__Task brief__
Output every entry exactly as given.

[Dataset entries]
--------------------------------
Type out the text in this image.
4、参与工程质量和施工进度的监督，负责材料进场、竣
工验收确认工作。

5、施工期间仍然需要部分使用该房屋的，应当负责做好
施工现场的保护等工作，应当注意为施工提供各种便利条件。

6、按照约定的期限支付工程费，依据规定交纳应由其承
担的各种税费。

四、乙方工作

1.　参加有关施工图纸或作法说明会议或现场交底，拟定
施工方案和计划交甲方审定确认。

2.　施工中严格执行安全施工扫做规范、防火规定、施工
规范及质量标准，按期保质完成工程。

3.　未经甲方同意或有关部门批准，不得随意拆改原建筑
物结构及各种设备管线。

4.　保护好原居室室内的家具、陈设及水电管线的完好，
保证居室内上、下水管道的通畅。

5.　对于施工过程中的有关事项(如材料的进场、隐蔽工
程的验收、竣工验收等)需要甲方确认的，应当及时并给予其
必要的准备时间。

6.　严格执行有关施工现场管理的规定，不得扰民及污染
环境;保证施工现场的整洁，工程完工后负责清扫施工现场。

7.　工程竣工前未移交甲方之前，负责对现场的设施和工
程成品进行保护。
--------------------------------
__Task output__
Type out the text in this image.
4、参与工程质量和施工进度的监督，负责材料进场、竣
工验收确认工作。

5、施工期间仍然需要部分使用该房屋的，应当负责做好
施工现场的保护等工作，应当注意为施工提供各种便利条件。

6、按照约定的期限支付工程费，依据规定交纳应由其承
担的各种税费。

四、乙方工作

1.　参加有关施工图纸或作法说明会议或现场交底，拟定
施工方案和计划交甲方审定确认。

2.　施工中严格执行安全施工扫做规范、防火规定、施工
规范及质量标准，按期保质完成工程。

3.　未经甲方同意或有关部门批准，不得随意拆改原建筑
物结构及各种设备管线。

4.　保护好原居室室内的家具、陈设及水电管线的完好，
保证居室内上、下水管道的通畅。

5.　对于施工过程中的有关事项(如材料的进场、隐蔽工
程的验收、竣工验收等)需要甲方确认的，应当及时并给予其
必要的准备时间。

6.　严格执行有关施工现场管理的规定，不得扰民及污染
环境;保证施工现场的整洁，工程完工后负责清扫施工现场。

7.　工程竣工前未移交甲方之前，负责对现场的设施和工
程成品进行保护。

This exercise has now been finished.